### Exercise task
Every entry must be duplicated precisely as written.

==== Data shown

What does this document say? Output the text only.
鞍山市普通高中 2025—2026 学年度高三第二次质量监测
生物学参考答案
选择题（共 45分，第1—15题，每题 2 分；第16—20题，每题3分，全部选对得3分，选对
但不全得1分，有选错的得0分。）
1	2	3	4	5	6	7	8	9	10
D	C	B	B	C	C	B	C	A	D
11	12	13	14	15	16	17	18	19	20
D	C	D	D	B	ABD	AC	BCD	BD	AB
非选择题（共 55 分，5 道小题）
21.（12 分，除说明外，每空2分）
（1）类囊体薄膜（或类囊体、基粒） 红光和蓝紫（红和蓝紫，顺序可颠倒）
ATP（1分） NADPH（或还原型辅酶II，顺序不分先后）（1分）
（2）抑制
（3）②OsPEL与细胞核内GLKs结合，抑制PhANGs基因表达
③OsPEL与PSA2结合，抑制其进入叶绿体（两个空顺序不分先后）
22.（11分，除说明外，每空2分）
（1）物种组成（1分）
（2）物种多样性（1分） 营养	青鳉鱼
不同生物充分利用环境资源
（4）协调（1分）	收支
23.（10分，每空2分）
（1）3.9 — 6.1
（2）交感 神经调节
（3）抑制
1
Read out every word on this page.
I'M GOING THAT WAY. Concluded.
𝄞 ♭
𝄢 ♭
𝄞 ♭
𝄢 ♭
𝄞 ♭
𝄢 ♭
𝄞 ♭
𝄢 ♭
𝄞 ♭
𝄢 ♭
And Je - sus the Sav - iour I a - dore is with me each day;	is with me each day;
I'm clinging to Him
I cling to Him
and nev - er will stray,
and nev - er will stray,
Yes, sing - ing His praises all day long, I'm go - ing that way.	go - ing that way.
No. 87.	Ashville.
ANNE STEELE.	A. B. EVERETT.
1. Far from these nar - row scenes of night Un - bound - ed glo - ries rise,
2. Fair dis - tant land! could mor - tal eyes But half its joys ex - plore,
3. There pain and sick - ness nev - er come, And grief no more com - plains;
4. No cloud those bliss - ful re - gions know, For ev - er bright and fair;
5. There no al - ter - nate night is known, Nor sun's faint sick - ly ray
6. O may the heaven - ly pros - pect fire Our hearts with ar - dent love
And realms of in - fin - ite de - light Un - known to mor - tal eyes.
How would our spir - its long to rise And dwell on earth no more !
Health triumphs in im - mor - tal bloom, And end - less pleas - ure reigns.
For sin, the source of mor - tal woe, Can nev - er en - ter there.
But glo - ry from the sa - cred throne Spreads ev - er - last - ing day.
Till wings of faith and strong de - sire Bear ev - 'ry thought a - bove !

========

### Solution below
What does this document say? Output the text only.
鞍山市普通高中 2025—2026 学年度高三第二次质量监测
生物学参考答案
选择题（共 45分，第1—15题，每题 2 分；第16—20题，每题3分，全部选对得3分，选对
但不全得1分，有选错的得0分。）
1	2	3	4	5	6	7	8	9	10
D	C	B	B	C	C	B	C	A	D
11	12	13	14	15	16	17	18	19	20
D	C	D	D	B	ABD	AC	BCD	BD	AB
非选择题（共 55 分，5 道小题）
21.（12 分，除说明外，每空2分）
（1）类囊体薄膜（或类囊体、基粒） 红光和蓝紫（红和蓝紫，顺序可颠倒）
ATP（1分） NADPH（或还原型辅酶II，顺序不分先后）（1分）
（2）抑制
（3）②OsPEL与细胞核内GLKs结合，抑制PhANGs基因表达
③OsPEL与PSA2结合，抑制其进入叶绿体（两个空顺序不分先后）
22.（11分，除说明外，每空2分）
（1）物种组成（1分）
（2）物种多样性（1分） 营养	青鳉鱼
不同生物充分利用环境资源
（4）协调（1分）	收支
23.（10分，每空2分）
（1）3.9 — 6.1
（2）交感 神经调节
（3）抑制
1
Read out every word on this page.
I'M GOING THAT WAY. Concluded.
𝄞 ♭
𝄢 ♭
𝄞 ♭
𝄢 ♭
𝄞 ♭
𝄢 ♭
𝄞 ♭
𝄢 ♭
𝄞 ♭
𝄢 ♭
And Je - sus the Sav - iour I a - dore is with me each day;	is with me each day;
I'm clinging to Him
I cling to Him
and nev - er will stray,
and nev - er will stray,
Yes, sing - ing His praises all day long, I'm go - ing that way.	go - ing that way.
No. 87.	Ashville.
ANNE STEELE.	A. B. EVERETT.
1. Far from these nar - row scenes of night Un - bound - ed glo - ries rise,
2. Fair dis - tant land! could mor - tal eyes But half its joys ex - plore,
3. There pain and sick - ness nev - er come, And grief no more com - plains;
4. No cloud those bliss - ful re - gions know, For ev - er bright and fair;
5. There no al - ter - nate night is known, Nor sun's faint sick - ly ray
6. O may the heaven - ly pros - pect fire Our hearts with ar - dent love
And realms of in - fin - ite de - light Un - known to mor - tal eyes.
How would our spir - its long to rise And dwell on earth no more !
Health triumphs in im - mor - tal bloom, And end - less pleas - ure reigns.
For sin, the source of mor - tal woe, Can nev - er en - ter there.
But glo - ry from the sa - cred throne Spreads ev - er - last - ing day.
Till wings of faith and strong de - sire Bear ev - 'ry thought a - bove !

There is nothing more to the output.